**Stored data entries**:
- - -

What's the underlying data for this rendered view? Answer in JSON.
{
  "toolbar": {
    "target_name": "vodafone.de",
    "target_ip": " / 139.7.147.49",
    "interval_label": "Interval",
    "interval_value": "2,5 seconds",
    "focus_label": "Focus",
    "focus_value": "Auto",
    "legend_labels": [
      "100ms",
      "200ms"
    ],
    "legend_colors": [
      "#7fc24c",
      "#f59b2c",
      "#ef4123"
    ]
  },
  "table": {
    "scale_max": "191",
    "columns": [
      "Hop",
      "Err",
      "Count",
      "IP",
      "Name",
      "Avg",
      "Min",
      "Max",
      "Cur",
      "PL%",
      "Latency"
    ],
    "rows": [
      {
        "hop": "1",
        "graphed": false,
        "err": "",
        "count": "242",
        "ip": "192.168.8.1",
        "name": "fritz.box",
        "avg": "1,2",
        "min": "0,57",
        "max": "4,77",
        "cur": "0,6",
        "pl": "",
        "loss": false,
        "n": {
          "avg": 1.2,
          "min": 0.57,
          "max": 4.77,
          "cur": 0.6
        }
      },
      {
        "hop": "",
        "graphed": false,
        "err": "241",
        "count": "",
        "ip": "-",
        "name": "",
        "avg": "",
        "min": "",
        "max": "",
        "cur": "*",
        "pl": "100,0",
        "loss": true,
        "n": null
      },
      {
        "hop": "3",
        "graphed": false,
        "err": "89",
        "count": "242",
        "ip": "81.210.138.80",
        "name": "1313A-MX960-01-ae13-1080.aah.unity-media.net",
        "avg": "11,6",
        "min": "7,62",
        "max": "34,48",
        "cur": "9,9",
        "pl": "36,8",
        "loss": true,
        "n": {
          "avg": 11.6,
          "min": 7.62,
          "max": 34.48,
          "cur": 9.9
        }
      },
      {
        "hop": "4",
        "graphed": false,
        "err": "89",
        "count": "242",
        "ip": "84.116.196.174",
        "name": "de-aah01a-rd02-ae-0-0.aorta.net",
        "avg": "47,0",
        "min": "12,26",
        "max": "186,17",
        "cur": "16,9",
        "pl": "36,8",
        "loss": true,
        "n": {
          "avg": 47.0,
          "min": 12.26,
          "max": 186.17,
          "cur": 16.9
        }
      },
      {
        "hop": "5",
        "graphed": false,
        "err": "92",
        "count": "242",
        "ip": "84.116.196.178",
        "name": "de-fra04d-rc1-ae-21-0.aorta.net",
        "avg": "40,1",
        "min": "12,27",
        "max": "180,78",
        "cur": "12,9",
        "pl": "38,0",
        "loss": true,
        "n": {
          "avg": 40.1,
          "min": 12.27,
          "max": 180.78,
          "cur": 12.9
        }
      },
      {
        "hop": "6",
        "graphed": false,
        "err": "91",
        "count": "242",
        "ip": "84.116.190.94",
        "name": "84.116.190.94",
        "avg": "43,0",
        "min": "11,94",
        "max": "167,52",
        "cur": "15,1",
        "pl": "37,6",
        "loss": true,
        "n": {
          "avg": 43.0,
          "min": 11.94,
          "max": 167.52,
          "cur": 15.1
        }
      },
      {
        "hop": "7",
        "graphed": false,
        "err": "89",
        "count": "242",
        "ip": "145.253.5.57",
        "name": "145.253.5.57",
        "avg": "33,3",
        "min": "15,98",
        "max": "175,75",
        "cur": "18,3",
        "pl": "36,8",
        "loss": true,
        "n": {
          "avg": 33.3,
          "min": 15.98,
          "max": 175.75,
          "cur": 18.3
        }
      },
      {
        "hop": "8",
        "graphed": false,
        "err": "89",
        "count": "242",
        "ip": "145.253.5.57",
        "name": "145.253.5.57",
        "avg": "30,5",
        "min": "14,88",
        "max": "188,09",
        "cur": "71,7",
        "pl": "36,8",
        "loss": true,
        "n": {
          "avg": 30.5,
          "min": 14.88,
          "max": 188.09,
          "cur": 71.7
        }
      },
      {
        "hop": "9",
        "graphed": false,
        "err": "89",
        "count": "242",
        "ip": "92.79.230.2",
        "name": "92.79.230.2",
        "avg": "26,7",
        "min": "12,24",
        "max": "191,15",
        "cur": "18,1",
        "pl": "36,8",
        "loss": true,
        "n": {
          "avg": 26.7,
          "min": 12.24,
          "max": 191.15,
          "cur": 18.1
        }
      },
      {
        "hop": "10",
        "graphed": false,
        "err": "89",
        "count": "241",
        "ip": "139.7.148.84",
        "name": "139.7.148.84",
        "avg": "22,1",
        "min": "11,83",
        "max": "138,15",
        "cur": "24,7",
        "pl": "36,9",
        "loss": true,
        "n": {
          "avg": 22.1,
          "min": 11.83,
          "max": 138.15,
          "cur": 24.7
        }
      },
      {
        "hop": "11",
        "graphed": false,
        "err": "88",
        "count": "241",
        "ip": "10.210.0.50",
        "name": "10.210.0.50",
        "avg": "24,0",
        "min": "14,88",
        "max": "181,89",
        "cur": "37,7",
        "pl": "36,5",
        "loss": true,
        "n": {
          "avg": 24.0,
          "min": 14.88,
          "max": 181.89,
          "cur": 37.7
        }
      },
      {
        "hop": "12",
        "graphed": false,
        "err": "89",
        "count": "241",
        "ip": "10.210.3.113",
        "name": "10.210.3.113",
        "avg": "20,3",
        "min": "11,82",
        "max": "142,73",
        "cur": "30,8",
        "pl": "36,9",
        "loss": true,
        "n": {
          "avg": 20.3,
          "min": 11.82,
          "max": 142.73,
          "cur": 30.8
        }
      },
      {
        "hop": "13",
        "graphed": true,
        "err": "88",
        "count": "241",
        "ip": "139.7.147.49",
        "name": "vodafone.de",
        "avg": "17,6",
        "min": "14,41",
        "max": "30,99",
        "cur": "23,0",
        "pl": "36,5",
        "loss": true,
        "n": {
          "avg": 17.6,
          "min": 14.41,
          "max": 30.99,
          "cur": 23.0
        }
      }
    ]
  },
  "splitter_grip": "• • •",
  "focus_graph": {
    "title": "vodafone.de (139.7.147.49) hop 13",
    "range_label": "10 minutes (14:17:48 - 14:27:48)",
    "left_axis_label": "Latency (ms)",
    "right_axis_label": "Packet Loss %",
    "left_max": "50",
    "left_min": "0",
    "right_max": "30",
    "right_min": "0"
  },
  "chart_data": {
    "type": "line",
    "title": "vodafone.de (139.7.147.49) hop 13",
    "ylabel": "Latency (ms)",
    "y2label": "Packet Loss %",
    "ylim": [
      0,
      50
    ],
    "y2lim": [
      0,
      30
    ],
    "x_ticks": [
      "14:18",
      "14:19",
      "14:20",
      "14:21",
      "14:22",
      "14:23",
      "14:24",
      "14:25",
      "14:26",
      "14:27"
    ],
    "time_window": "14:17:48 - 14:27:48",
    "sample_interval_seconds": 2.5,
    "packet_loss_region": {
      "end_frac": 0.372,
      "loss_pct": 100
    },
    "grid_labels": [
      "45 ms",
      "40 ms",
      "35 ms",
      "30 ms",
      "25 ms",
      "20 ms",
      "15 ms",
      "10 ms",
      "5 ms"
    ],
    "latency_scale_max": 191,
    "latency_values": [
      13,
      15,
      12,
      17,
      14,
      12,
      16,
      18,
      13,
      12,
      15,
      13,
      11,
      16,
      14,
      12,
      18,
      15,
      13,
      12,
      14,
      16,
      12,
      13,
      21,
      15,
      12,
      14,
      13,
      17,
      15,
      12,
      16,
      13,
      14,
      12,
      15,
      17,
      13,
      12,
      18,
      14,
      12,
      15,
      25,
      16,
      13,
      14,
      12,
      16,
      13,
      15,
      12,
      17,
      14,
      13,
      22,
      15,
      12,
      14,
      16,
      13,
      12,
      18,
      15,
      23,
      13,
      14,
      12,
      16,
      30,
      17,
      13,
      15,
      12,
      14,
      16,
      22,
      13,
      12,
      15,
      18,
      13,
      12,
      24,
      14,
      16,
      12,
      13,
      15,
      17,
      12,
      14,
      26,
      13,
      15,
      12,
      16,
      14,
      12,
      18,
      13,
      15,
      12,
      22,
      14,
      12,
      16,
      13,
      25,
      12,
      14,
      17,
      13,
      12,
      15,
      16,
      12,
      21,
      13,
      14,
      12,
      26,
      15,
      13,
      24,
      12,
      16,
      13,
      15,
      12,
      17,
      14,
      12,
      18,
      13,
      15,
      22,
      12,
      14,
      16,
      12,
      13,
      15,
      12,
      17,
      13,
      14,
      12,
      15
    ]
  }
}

- - -

**Problem to work on**:
Which lines contain the word "aorta"? Copy each one.

**Solution to the exercise**:
        "name": "de-aah01a-rd02-ae-0-0.aorta.net",
        "name": "de-fra04d-rc1-ae-21-0.aorta.net",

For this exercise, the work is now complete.